*Aim of the exercise*
Copy out exactly the lines from the one containing "Parse this screenshot: output" to the last line of the records below, both included, and leave out any pictures.
▬▬▬▬▬▬▬▬▬▬
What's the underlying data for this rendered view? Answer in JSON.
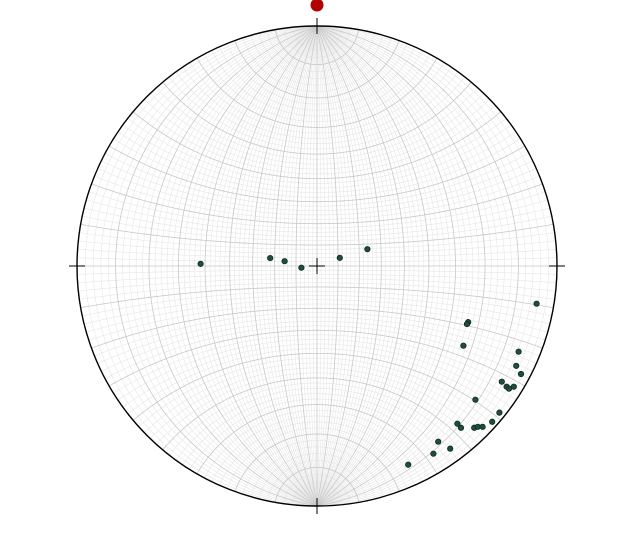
{
  "net": {
    "projection": "equal-angle",
    "grid_interval_minor_deg": 2,
    "grid_interval_major_deg": 10,
    "colors": {
      "primitive": "#000000",
      "grid_minor": "#e6e6e6",
      "grid_major": "#c8c8c8",
      "axes": "#000000",
      "pole_fill": "#1f4f3a",
      "pole_stroke": "#0d2a1d",
      "north_marker": "#b30000",
      "background": "#ffffff"
    }
  },
  "north_marker": {
    "icon": "north-marker-dot"
  },
  "poles": [
    {
      "u": -0.485,
      "v": 0.009
    },
    {
      "u": -0.195,
      "v": 0.033
    },
    {
      "u": -0.135,
      "v": 0.02
    },
    {
      "u": -0.065,
      "v": -0.007
    },
    {
      "u": 0.095,
      "v": 0.034
    },
    {
      "u": 0.21,
      "v": 0.07
    },
    {
      "u": 0.915,
      "v": -0.157
    },
    {
      "u": 0.63,
      "v": -0.234
    },
    {
      "u": 0.625,
      "v": -0.242
    },
    {
      "u": 0.61,
      "v": -0.332
    },
    {
      "u": 0.84,
      "v": -0.357
    },
    {
      "u": 0.83,
      "v": -0.416
    },
    {
      "u": 0.85,
      "v": -0.45
    },
    {
      "u": 0.77,
      "v": -0.482
    },
    {
      "u": 0.79,
      "v": -0.503
    },
    {
      "u": 0.8,
      "v": -0.511
    },
    {
      "u": 0.82,
      "v": -0.503
    },
    {
      "u": 0.66,
      "v": -0.557
    },
    {
      "u": 0.76,
      "v": -0.611
    },
    {
      "u": 0.585,
      "v": -0.657
    },
    {
      "u": 0.6,
      "v": -0.674
    },
    {
      "u": 0.655,
      "v": -0.674
    },
    {
      "u": 0.67,
      "v": -0.67
    },
    {
      "u": 0.69,
      "v": -0.67
    },
    {
      "u": 0.73,
      "v": -0.649
    },
    {
      "u": 0.505,
      "v": -0.732
    },
    {
      "u": 0.555,
      "v": -0.761
    },
    {
      "u": 0.485,
      "v": -0.782
    },
    {
      "u": 0.38,
      "v": -0.828
    }
  ]
}
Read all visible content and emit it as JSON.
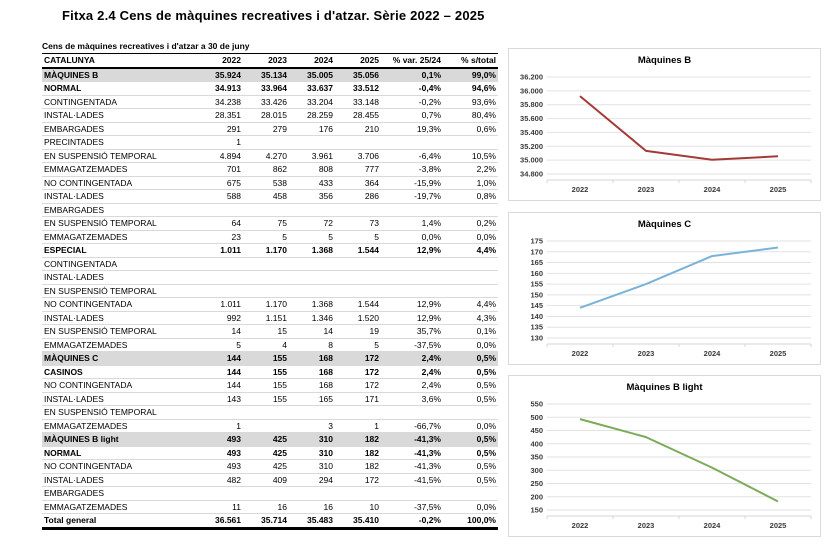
{
  "page": {
    "title": "Fitxa 2.4 Cens de màquines recreatives i d'atzar. Sèrie 2022 – 2025"
  },
  "table": {
    "subtitle": "Cens de màquines recreatives i d'atzar a 30 de juny",
    "columns": [
      "CATALUNYA",
      "2022",
      "2023",
      "2024",
      "2025",
      "% var. 25/24",
      "% s/total"
    ],
    "rows": [
      {
        "label": "MÀQUINES B",
        "indent": 0,
        "style": "section",
        "values": [
          "35.924",
          "35.134",
          "35.005",
          "35.056",
          "0,1%",
          "99,0%"
        ]
      },
      {
        "label": "NORMAL",
        "indent": 1,
        "style": "subtotal",
        "values": [
          "34.913",
          "33.964",
          "33.637",
          "33.512",
          "-0,4%",
          "94,6%"
        ]
      },
      {
        "label": "CONTINGENTADA",
        "indent": 2,
        "style": "plain",
        "values": [
          "34.238",
          "33.426",
          "33.204",
          "33.148",
          "-0,2%",
          "93,6%"
        ]
      },
      {
        "label": "INSTAL·LADES",
        "indent": 3,
        "style": "plain",
        "values": [
          "28.351",
          "28.015",
          "28.259",
          "28.455",
          "0,7%",
          "80,4%"
        ]
      },
      {
        "label": "EMBARGADES",
        "indent": 3,
        "style": "plain",
        "values": [
          "291",
          "279",
          "176",
          "210",
          "19,3%",
          "0,6%"
        ]
      },
      {
        "label": "PRECINTADES",
        "indent": 3,
        "style": "plain",
        "values": [
          "1",
          "",
          "",
          "",
          "",
          ""
        ]
      },
      {
        "label": "EN SUSPENSIÓ TEMPORAL",
        "indent": 3,
        "style": "plain",
        "values": [
          "4.894",
          "4.270",
          "3.961",
          "3.706",
          "-6,4%",
          "10,5%"
        ]
      },
      {
        "label": "EMMAGATZEMADES",
        "indent": 3,
        "style": "plain",
        "values": [
          "701",
          "862",
          "808",
          "777",
          "-3,8%",
          "2,2%"
        ]
      },
      {
        "label": "NO CONTINGENTADA",
        "indent": 2,
        "style": "plain",
        "values": [
          "675",
          "538",
          "433",
          "364",
          "-15,9%",
          "1,0%"
        ]
      },
      {
        "label": "INSTAL·LADES",
        "indent": 3,
        "style": "plain",
        "values": [
          "588",
          "458",
          "356",
          "286",
          "-19,7%",
          "0,8%"
        ]
      },
      {
        "label": "EMBARGADES",
        "indent": 3,
        "style": "plain",
        "values": [
          "",
          "",
          "",
          "",
          "",
          ""
        ]
      },
      {
        "label": "EN SUSPENSIÓ TEMPORAL",
        "indent": 3,
        "style": "plain",
        "values": [
          "64",
          "75",
          "72",
          "73",
          "1,4%",
          "0,2%"
        ]
      },
      {
        "label": "EMMAGATZEMADES",
        "indent": 3,
        "style": "plain",
        "values": [
          "23",
          "5",
          "5",
          "5",
          "0,0%",
          "0,0%"
        ]
      },
      {
        "label": "ESPECIAL",
        "indent": 1,
        "style": "subtotal",
        "values": [
          "1.011",
          "1.170",
          "1.368",
          "1.544",
          "12,9%",
          "4,4%"
        ]
      },
      {
        "label": "CONTINGENTADA",
        "indent": 2,
        "style": "plain",
        "values": [
          "",
          "",
          "",
          "",
          "",
          ""
        ]
      },
      {
        "label": "INSTAL·LADES",
        "indent": 3,
        "style": "plain",
        "values": [
          "",
          "",
          "",
          "",
          "",
          ""
        ]
      },
      {
        "label": "EN SUSPENSIÓ TEMPORAL",
        "indent": 3,
        "style": "plain",
        "values": [
          "",
          "",
          "",
          "",
          "",
          ""
        ]
      },
      {
        "label": "NO CONTINGENTADA",
        "indent": 2,
        "style": "plain",
        "values": [
          "1.011",
          "1.170",
          "1.368",
          "1.544",
          "12,9%",
          "4,4%"
        ]
      },
      {
        "label": "INSTAL·LADES",
        "indent": 3,
        "style": "plain",
        "values": [
          "992",
          "1.151",
          "1.346",
          "1.520",
          "12,9%",
          "4,3%"
        ]
      },
      {
        "label": "EN SUSPENSIÓ TEMPORAL",
        "indent": 3,
        "style": "plain",
        "values": [
          "14",
          "15",
          "14",
          "19",
          "35,7%",
          "0,1%"
        ]
      },
      {
        "label": "EMMAGATZEMADES",
        "indent": 3,
        "style": "plain",
        "values": [
          "5",
          "4",
          "8",
          "5",
          "-37,5%",
          "0,0%"
        ]
      },
      {
        "label": "MÀQUINES C",
        "indent": 0,
        "style": "section",
        "values": [
          "144",
          "155",
          "168",
          "172",
          "2,4%",
          "0,5%"
        ]
      },
      {
        "label": "CASINOS",
        "indent": 1,
        "style": "subtotal",
        "values": [
          "144",
          "155",
          "168",
          "172",
          "2,4%",
          "0,5%"
        ]
      },
      {
        "label": "NO CONTINGENTADA",
        "indent": 2,
        "style": "plain",
        "values": [
          "144",
          "155",
          "168",
          "172",
          "2,4%",
          "0,5%"
        ]
      },
      {
        "label": "INSTAL·LADES",
        "indent": 3,
        "style": "plain",
        "values": [
          "143",
          "155",
          "165",
          "171",
          "3,6%",
          "0,5%"
        ]
      },
      {
        "label": "EN SUSPENSIÓ TEMPORAL",
        "indent": 3,
        "style": "plain",
        "values": [
          "",
          "",
          "",
          "",
          "",
          ""
        ]
      },
      {
        "label": "EMMAGATZEMADES",
        "indent": 3,
        "style": "plain",
        "values": [
          "1",
          "",
          "3",
          "1",
          "-66,7%",
          "0,0%"
        ]
      },
      {
        "label": "MÀQUINES B light",
        "indent": 0,
        "style": "section",
        "values": [
          "493",
          "425",
          "310",
          "182",
          "-41,3%",
          "0,5%"
        ]
      },
      {
        "label": "NORMAL",
        "indent": 1,
        "style": "subtotal",
        "values": [
          "493",
          "425",
          "310",
          "182",
          "-41,3%",
          "0,5%"
        ]
      },
      {
        "label": "NO CONTINGENTADA",
        "indent": 2,
        "style": "plain",
        "values": [
          "493",
          "425",
          "310",
          "182",
          "-41,3%",
          "0,5%"
        ]
      },
      {
        "label": "INSTAL·LADES",
        "indent": 3,
        "style": "plain",
        "values": [
          "482",
          "409",
          "294",
          "172",
          "-41,5%",
          "0,5%"
        ]
      },
      {
        "label": "EMBARGADES",
        "indent": 3,
        "style": "plain",
        "values": [
          "",
          "",
          "",
          "",
          "",
          ""
        ]
      },
      {
        "label": "EMMAGATZEMADES",
        "indent": 3,
        "style": "plain",
        "values": [
          "11",
          "16",
          "16",
          "10",
          "-37,5%",
          "0,0%"
        ]
      },
      {
        "label": "Total general",
        "indent": 0,
        "style": "total",
        "values": [
          "36.561",
          "35.714",
          "35.483",
          "35.410",
          "-0,2%",
          "100,0%"
        ]
      }
    ]
  },
  "chart_data": [
    {
      "type": "line",
      "title": "Màquines B",
      "color": "#a23b36",
      "categories": [
        "2022",
        "2023",
        "2024",
        "2025"
      ],
      "values": [
        35924,
        35134,
        35005,
        35056
      ],
      "ylim": [
        34800,
        36200
      ],
      "ystep": 200,
      "ytick_labels": [
        "34.800",
        "35.000",
        "35.200",
        "35.400",
        "35.600",
        "35.800",
        "36.000",
        "36.200"
      ],
      "grid": true,
      "legend": "none"
    },
    {
      "type": "line",
      "title": "Màquines  C",
      "color": "#7ab3da",
      "categories": [
        "2022",
        "2023",
        "2024",
        "2025"
      ],
      "values": [
        144,
        155,
        168,
        172
      ],
      "ylim": [
        130,
        175
      ],
      "ystep": 5,
      "ytick_labels": [
        "130",
        "135",
        "140",
        "145",
        "150",
        "155",
        "160",
        "165",
        "170",
        "175"
      ],
      "grid": true,
      "legend": "none"
    },
    {
      "type": "line",
      "title": "Màquines B light",
      "color": "#7bab59",
      "categories": [
        "2022",
        "2023",
        "2024",
        "2025"
      ],
      "values": [
        493,
        425,
        310,
        182
      ],
      "ylim": [
        150,
        550
      ],
      "ystep": 50,
      "ytick_labels": [
        "150",
        "200",
        "250",
        "300",
        "350",
        "400",
        "450",
        "500",
        "550"
      ],
      "grid": true,
      "legend": "none"
    }
  ],
  "colors": {
    "section_band": "#d9d9d9",
    "gridline": "#e2e2e2",
    "table_rule": "#d9d9d9",
    "heavy_rule": "#000000"
  }
}
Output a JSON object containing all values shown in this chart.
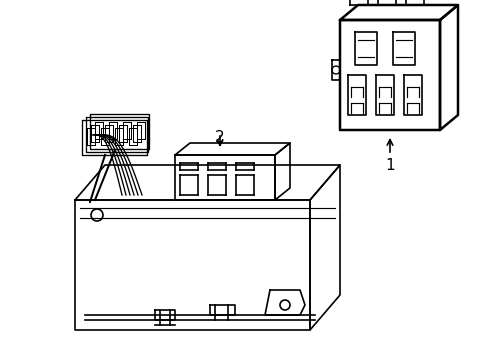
{
  "bg_color": "#ffffff",
  "line_color": "#000000",
  "line_width": 1.2,
  "label_1": "1",
  "label_2": "2",
  "title": "",
  "fig_width": 4.89,
  "fig_height": 3.6,
  "dpi": 100
}
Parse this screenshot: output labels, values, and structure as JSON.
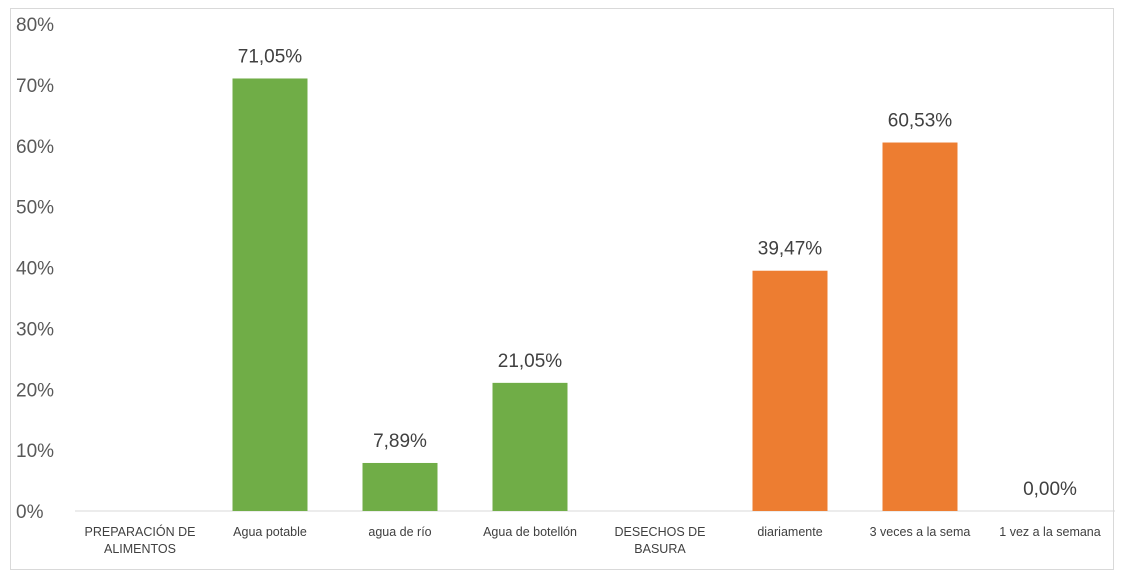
{
  "chart_data": {
    "type": "bar",
    "title": "",
    "xlabel": "",
    "ylabel": "",
    "ylim": [
      0,
      80
    ],
    "y_ticks": [
      "0%",
      "10%",
      "20%",
      "30%",
      "40%",
      "50%",
      "60%",
      "70%",
      "80%"
    ],
    "grid": false,
    "categories": [
      [
        "PREPARACIÓN DE",
        "ALIMENTOS"
      ],
      [
        "Agua potable"
      ],
      [
        "agua de río"
      ],
      [
        "Agua de botellón"
      ],
      [
        "DESECHOS DE",
        "BASURA"
      ],
      [
        "diariamente"
      ],
      [
        "3 veces a la sema"
      ],
      [
        "1 vez a la semana"
      ]
    ],
    "values": [
      null,
      71.05,
      7.89,
      21.05,
      null,
      39.47,
      60.53,
      0.0
    ],
    "data_labels": [
      "",
      "71,05%",
      "7,89%",
      "21,05%",
      "",
      "39,47%",
      "60,53%",
      "0,00%"
    ],
    "bar_colors": [
      "#70ad47",
      "#70ad47",
      "#70ad47",
      "#70ad47",
      "#ed7d31",
      "#ed7d31",
      "#ed7d31",
      "#ed7d31"
    ]
  }
}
▬▬▬▬▬▬▬▬▬▬
*Exercise answer*
Parse this screenshot: output labels, values, and structure as JSON.
{
  "chart_data": {
    "type": "bar",
    "title": "",
    "xlabel": "",
    "ylabel": "",
    "ylim": [
      0,
      80
    ],
    "y_ticks": [
      "0%",
      "10%",
      "20%",
      "30%",
      "40%",
      "50%",
      "60%",
      "70%",
      "80%"
    ],
    "grid": false,
    "categories": [
      [
        "PREPARACIÓN DE",
        "ALIMENTOS"
      ],
      [
        "Agua potable"
      ],
      [
        "agua de río"
      ],
      [
        "Agua de botellón"
      ],
      [
        "DESECHOS DE",
        "BASURA"
      ],
      [
        "diariamente"
      ],
      [
        "3 veces a la sema"
      ],
      [
        "1 vez a la semana"
      ]
    ],
    "values": [
      null,
      71.05,
      7.89,
      21.05,
      null,
      39.47,
      60.53,
      0.0
    ],
    "data_labels": [
      "",
      "71,05%",
      "7,89%",
      "21,05%",
      "",
      "39,47%",
      "60,53%",
      "0,00%"
    ],
    "bar_colors": [
      "#70ad47",
      "#70ad47",
      "#70ad47",
      "#70ad47",
      "#ed7d31",
      "#ed7d31",
      "#ed7d31",
      "#ed7d31"
    ]
  }
}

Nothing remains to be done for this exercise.